▶ [Instructions to follow]: Exactly as written, retype the listing below, omitting the pictures.

▶ [Listed entries]:
--- START ---
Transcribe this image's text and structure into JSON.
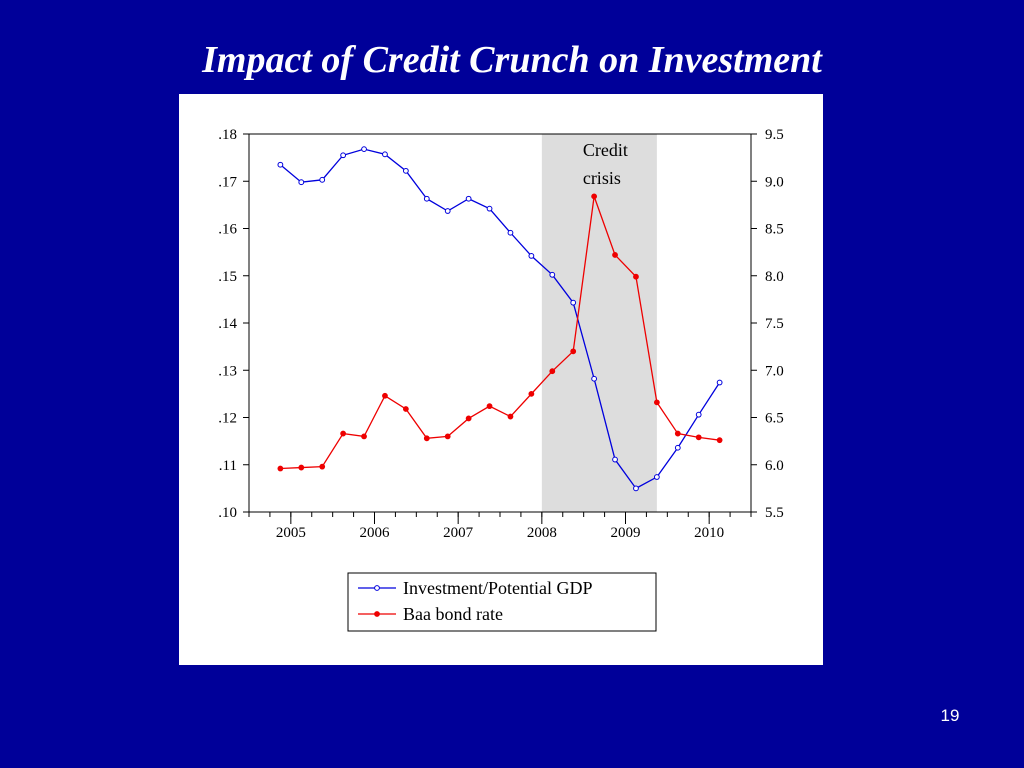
{
  "slide": {
    "title": "Impact of Credit Crunch on Investment",
    "page_number": "19"
  },
  "chart_data": {
    "type": "line",
    "title": "",
    "xlabel": "",
    "ylabel": "",
    "x_tick_labels": [
      "2005",
      "2006",
      "2007",
      "2008",
      "2009",
      "2010"
    ],
    "left_axis": {
      "ylim": [
        0.1,
        0.18
      ],
      "ticks": [
        0.1,
        0.11,
        0.12,
        0.13,
        0.14,
        0.15,
        0.16,
        0.17,
        0.18
      ],
      "tick_labels": [
        ".10",
        ".11",
        ".12",
        ".13",
        ".14",
        ".15",
        ".16",
        ".17",
        ".18"
      ]
    },
    "right_axis": {
      "ylim": [
        5.5,
        9.5
      ],
      "ticks": [
        5.5,
        6.0,
        6.5,
        7.0,
        7.5,
        8.0,
        8.5,
        9.0,
        9.5
      ],
      "tick_labels": [
        "5.5",
        "6.0",
        "6.5",
        "7.0",
        "7.5",
        "8.0",
        "8.5",
        "9.0",
        "9.5"
      ]
    },
    "xlim": [
      2004.5,
      2010.5
    ],
    "shaded_region": {
      "x": [
        2008.0,
        2009.375
      ],
      "label_lines": [
        "Credit",
        "crisis"
      ],
      "color": "#dddddd"
    },
    "grid": false,
    "legend_position": "bottom-center",
    "series": [
      {
        "name": "Investment/Potential GDP",
        "axis": "left",
        "color": "#0000dd",
        "marker": "open-circle",
        "x": [
          2004.875,
          2005.125,
          2005.375,
          2005.625,
          2005.875,
          2006.125,
          2006.375,
          2006.625,
          2006.875,
          2007.125,
          2007.375,
          2007.625,
          2007.875,
          2008.125,
          2008.375,
          2008.625,
          2008.875,
          2009.125,
          2009.375,
          2009.625,
          2009.875,
          2010.125,
          2010.375
        ],
        "values": [
          0.1735,
          0.1698,
          0.1703,
          0.1755,
          0.1768,
          0.1757,
          0.1722,
          0.1663,
          0.1637,
          0.1663,
          0.1642,
          0.1591,
          0.1542,
          0.1502,
          0.1443,
          0.1282,
          0.1111,
          0.105,
          0.1074,
          0.1136,
          0.1206,
          0.1274,
          null
        ]
      },
      {
        "name": "Baa bond rate",
        "axis": "right",
        "color": "#ee0000",
        "marker": "filled-circle",
        "x": [
          2004.875,
          2005.125,
          2005.375,
          2005.625,
          2005.875,
          2006.125,
          2006.375,
          2006.625,
          2006.875,
          2007.125,
          2007.375,
          2007.625,
          2007.875,
          2008.125,
          2008.375,
          2008.625,
          2008.875,
          2009.125,
          2009.375,
          2009.625,
          2009.875,
          2010.125,
          2010.375
        ],
        "values": [
          5.96,
          5.97,
          5.98,
          6.33,
          6.3,
          6.73,
          6.59,
          6.28,
          6.3,
          6.49,
          6.62,
          6.51,
          6.75,
          6.99,
          7.2,
          8.84,
          8.22,
          7.99,
          6.66,
          6.33,
          6.29,
          6.26,
          null
        ]
      }
    ]
  }
}
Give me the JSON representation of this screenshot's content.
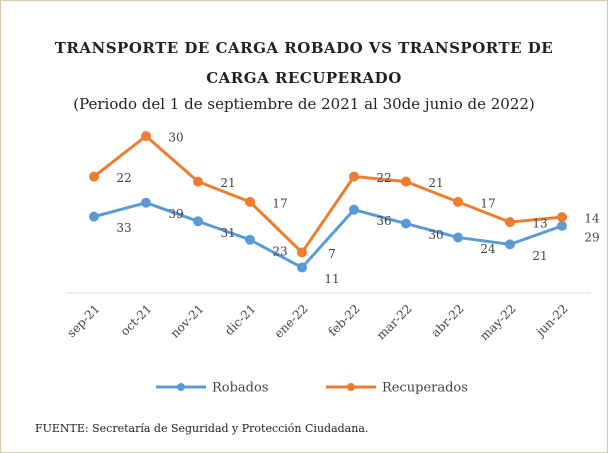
{
  "chart_data": {
    "type": "line",
    "title": "TRANSPORTE DE CARGA ROBADO VS TRANSPORTE DE CARGA RECUPERADO",
    "subtitle": "(Periodo del 1 de septiembre de 2021 al 30de junio de 2022)",
    "source": "FUENTE: Secretaría de Seguridad y Protección Ciudadana.",
    "categories": [
      "sep-21",
      "oct-21",
      "nov-21",
      "dic-21",
      "ene-22",
      "feb-22",
      "mar-22",
      "abr-22",
      "may-22",
      "jun-22"
    ],
    "series": [
      {
        "name": "Robados",
        "color": "#5b9bd5",
        "values": [
          33,
          39,
          31,
          23,
          11,
          36,
          30,
          24,
          21,
          29
        ]
      },
      {
        "name": "Recuperados",
        "color": "#ed7d31",
        "axis": "y2",
        "values": [
          22,
          30,
          21,
          17,
          7,
          22,
          21,
          17,
          13,
          14
        ]
      }
    ],
    "ylim": [
      0,
      70
    ],
    "y2lim": [
      -1,
      31
    ],
    "legend": "bottom"
  }
}
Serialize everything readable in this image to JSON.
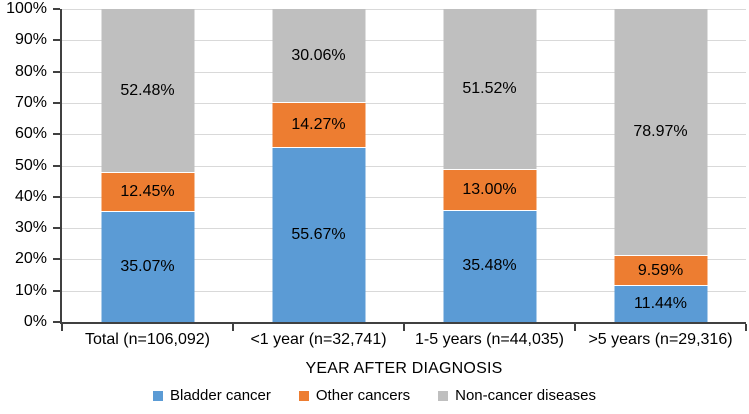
--- END ---
▶ [Exercise output]:
Transcribe this image's text and structure into JSON.
{
  "slide": {
    "title": "Impact of Credit Crunch on Investment",
    "page_number": "19"
  },
  "chart_data": {
    "type": "line",
    "title": "",
    "xlabel": "",
    "ylabel": "",
    "x_tick_labels": [
      "2005",
      "2006",
      "2007",
      "2008",
      "2009",
      "2010"
    ],
    "left_axis": {
      "ylim": [
        0.1,
        0.18
      ],
      "ticks": [
        0.1,
        0.11,
        0.12,
        0.13,
        0.14,
        0.15,
        0.16,
        0.17,
        0.18
      ],
      "tick_labels": [
        ".10",
        ".11",
        ".12",
        ".13",
        ".14",
        ".15",
        ".16",
        ".17",
        ".18"
      ]
    },
    "right_axis": {
      "ylim": [
        5.5,
        9.5
      ],
      "ticks": [
        5.5,
        6.0,
        6.5,
        7.0,
        7.5,
        8.0,
        8.5,
        9.0,
        9.5
      ],
      "tick_labels": [
        "5.5",
        "6.0",
        "6.5",
        "7.0",
        "7.5",
        "8.0",
        "8.5",
        "9.0",
        "9.5"
      ]
    },
    "xlim": [
      2004.5,
      2010.5
    ],
    "shaded_region": {
      "x": [
        2008.0,
        2009.375
      ],
      "label_lines": [
        "Credit",
        "crisis"
      ],
      "color": "#dddddd"
    },
    "grid": false,
    "legend_position": "bottom-center",
    "series": [
      {
        "name": "Investment/Potential GDP",
        "axis": "left",
        "color": "#0000dd",
        "marker": "open-circle",
        "x": [
          2004.875,
          2005.125,
          2005.375,
          2005.625,
          2005.875,
          2006.125,
          2006.375,
          2006.625,
          2006.875,
          2007.125,
          2007.375,
          2007.625,
          2007.875,
          2008.125,
          2008.375,
          2008.625,
          2008.875,
          2009.125,
          2009.375,
          2009.625,
          2009.875,
          2010.125,
          2010.375
        ],
        "values": [
          0.1735,
          0.1698,
          0.1703,
          0.1755,
          0.1768,
          0.1757,
          0.1722,
          0.1663,
          0.1637,
          0.1663,
          0.1642,
          0.1591,
          0.1542,
          0.1502,
          0.1443,
          0.1282,
          0.1111,
          0.105,
          0.1074,
          0.1136,
          0.1206,
          0.1274,
          null
        ]
      },
      {
        "name": "Baa bond rate",
        "axis": "right",
        "color": "#ee0000",
        "marker": "filled-circle",
        "x": [
          2004.875,
          2005.125,
          2005.375,
          2005.625,
          2005.875,
          2006.125,
          2006.375,
          2006.625,
          2006.875,
          2007.125,
          2007.375,
          2007.625,
          2007.875,
          2008.125,
          2008.375,
          2008.625,
          2008.875,
          2009.125,
          2009.375,
          2009.625,
          2009.875,
          2010.125,
          2010.375
        ],
        "values": [
          5.96,
          5.97,
          5.98,
          6.33,
          6.3,
          6.73,
          6.59,
          6.28,
          6.3,
          6.49,
          6.62,
          6.51,
          6.75,
          6.99,
          7.2,
          8.84,
          8.22,
          7.99,
          6.66,
          6.33,
          6.29,
          6.26,
          null
        ]
      }
    ]
  }
}
Give me the JSON representation of this screenshot's content.
{
  "chart_data": {
    "type": "line",
    "title": "TRANSPORTE DE CARGA ROBADO VS TRANSPORTE DE CARGA RECUPERADO",
    "subtitle": "(Periodo del 1 de septiembre de 2021 al 30de junio de 2022)",
    "source": "FUENTE: Secretaría de Seguridad y Protección Ciudadana.",
    "categories": [
      "sep-21",
      "oct-21",
      "nov-21",
      "dic-21",
      "ene-22",
      "feb-22",
      "mar-22",
      "abr-22",
      "may-22",
      "jun-22"
    ],
    "series": [
      {
        "name": "Robados",
        "color": "#5b9bd5",
        "values": [
          33,
          39,
          31,
          23,
          11,
          36,
          30,
          24,
          21,
          29
        ]
      },
      {
        "name": "Recuperados",
        "color": "#ed7d31",
        "axis": "y2",
        "values": [
          22,
          30,
          21,
          17,
          7,
          22,
          21,
          17,
          13,
          14
        ]
      }
    ],
    "ylim": [
      0,
      70
    ],
    "y2lim": [
      -1,
      31
    ],
    "legend": "bottom"
  }
}
Serialize everything readable in this image to JSON.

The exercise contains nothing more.